» ROWS
------

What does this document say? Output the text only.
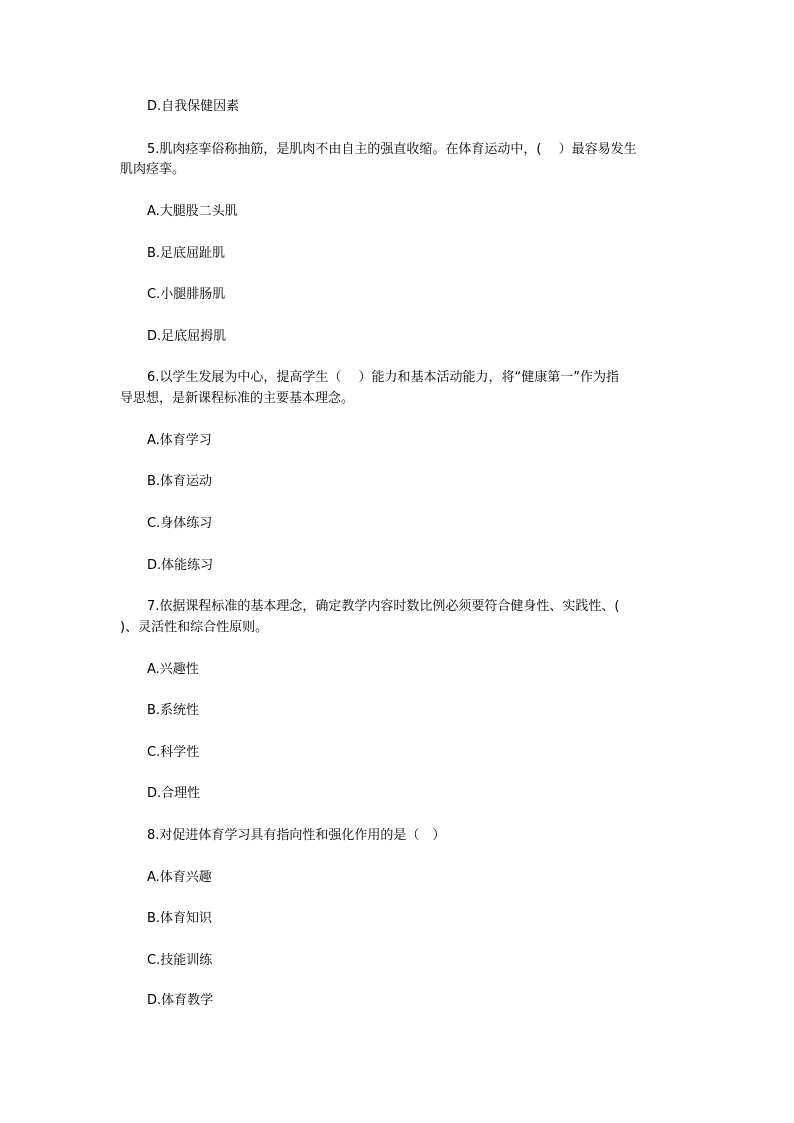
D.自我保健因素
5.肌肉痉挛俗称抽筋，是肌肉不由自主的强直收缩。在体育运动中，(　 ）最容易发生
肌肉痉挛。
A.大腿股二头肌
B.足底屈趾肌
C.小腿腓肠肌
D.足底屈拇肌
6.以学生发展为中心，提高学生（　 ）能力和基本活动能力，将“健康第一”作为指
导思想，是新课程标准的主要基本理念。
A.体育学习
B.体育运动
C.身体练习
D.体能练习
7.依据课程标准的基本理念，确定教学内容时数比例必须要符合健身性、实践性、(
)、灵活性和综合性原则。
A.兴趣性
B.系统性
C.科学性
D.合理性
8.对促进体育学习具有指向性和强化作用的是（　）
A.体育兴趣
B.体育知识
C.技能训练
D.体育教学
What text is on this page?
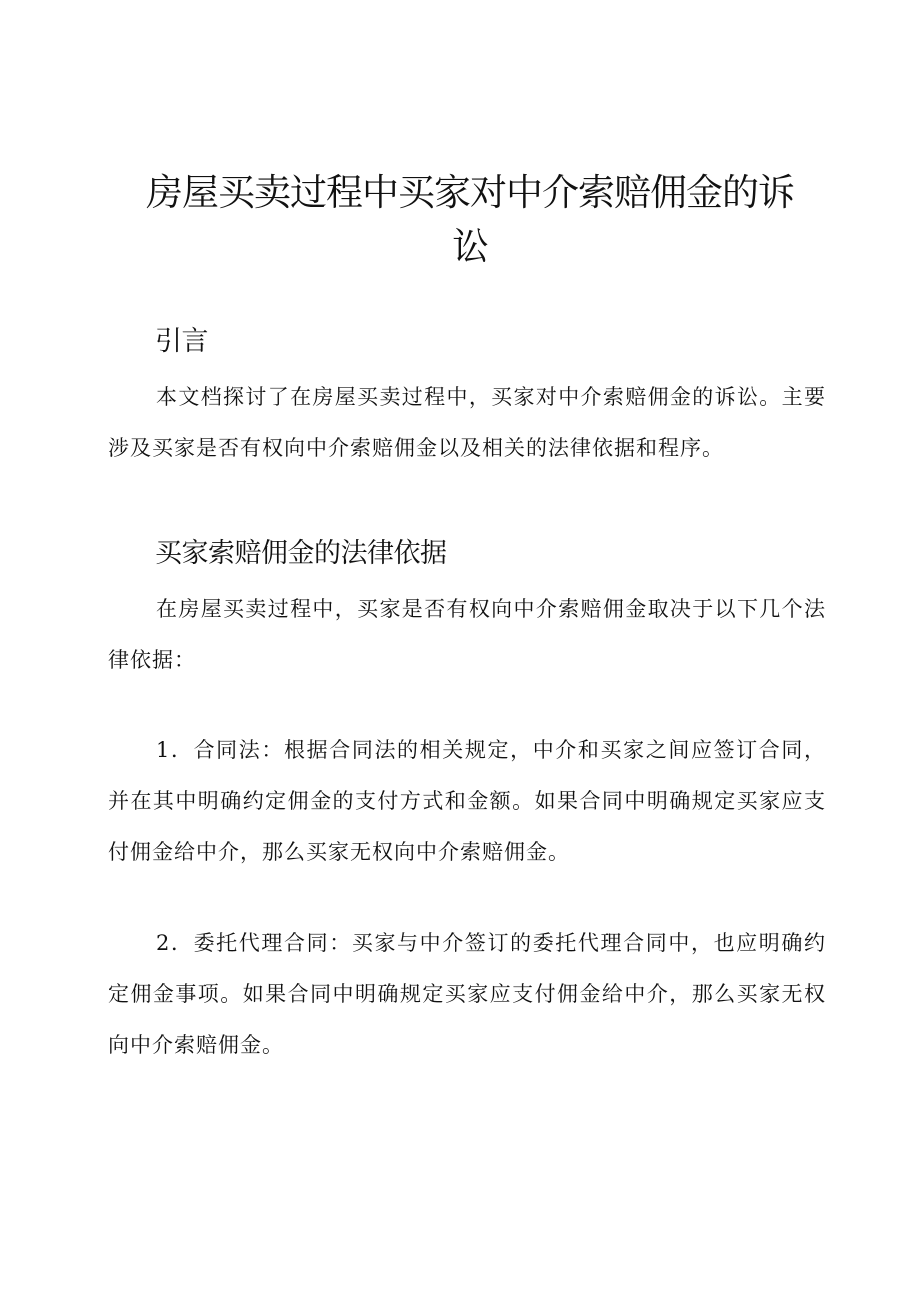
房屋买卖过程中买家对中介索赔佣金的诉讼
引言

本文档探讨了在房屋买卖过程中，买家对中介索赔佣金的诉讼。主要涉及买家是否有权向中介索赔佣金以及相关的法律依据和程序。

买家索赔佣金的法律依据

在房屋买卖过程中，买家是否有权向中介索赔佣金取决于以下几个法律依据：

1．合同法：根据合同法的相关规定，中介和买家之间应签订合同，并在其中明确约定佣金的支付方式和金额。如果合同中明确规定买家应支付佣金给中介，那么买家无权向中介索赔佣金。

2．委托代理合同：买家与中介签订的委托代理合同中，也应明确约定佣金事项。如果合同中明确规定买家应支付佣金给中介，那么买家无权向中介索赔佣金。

------

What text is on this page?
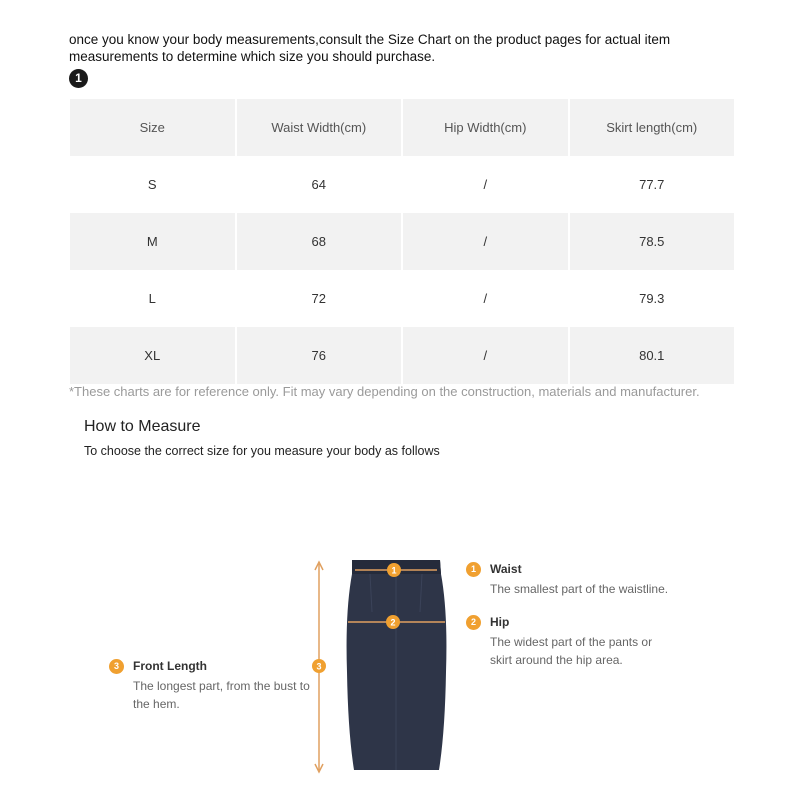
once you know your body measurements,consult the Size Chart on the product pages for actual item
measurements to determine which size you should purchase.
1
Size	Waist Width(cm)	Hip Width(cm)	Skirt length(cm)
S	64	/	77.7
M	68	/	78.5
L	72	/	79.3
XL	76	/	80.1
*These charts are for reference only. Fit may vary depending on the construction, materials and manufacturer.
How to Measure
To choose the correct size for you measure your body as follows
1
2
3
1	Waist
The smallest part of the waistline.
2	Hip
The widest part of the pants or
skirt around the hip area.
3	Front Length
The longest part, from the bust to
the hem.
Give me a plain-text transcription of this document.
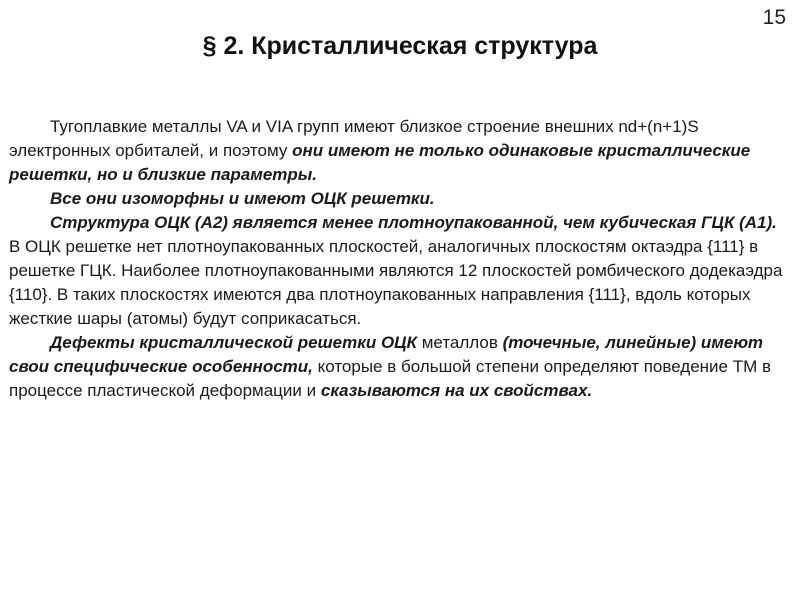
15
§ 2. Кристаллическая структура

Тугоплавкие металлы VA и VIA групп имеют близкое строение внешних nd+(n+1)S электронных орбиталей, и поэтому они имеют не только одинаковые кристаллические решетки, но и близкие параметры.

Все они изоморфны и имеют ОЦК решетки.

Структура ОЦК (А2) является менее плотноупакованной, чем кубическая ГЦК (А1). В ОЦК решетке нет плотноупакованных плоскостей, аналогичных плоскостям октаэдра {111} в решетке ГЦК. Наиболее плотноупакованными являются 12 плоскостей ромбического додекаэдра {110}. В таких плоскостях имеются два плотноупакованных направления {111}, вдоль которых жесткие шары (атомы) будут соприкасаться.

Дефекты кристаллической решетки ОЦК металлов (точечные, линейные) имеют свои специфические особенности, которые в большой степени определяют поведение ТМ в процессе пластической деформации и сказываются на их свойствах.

------

» PROBLEM
Identify every line holding the word "your" and copy it out.

» SOLVED PROBLEM
once you know your body measurements,consult the Size Chart on the product pages for actual item
To choose the correct size for you measure your body as follows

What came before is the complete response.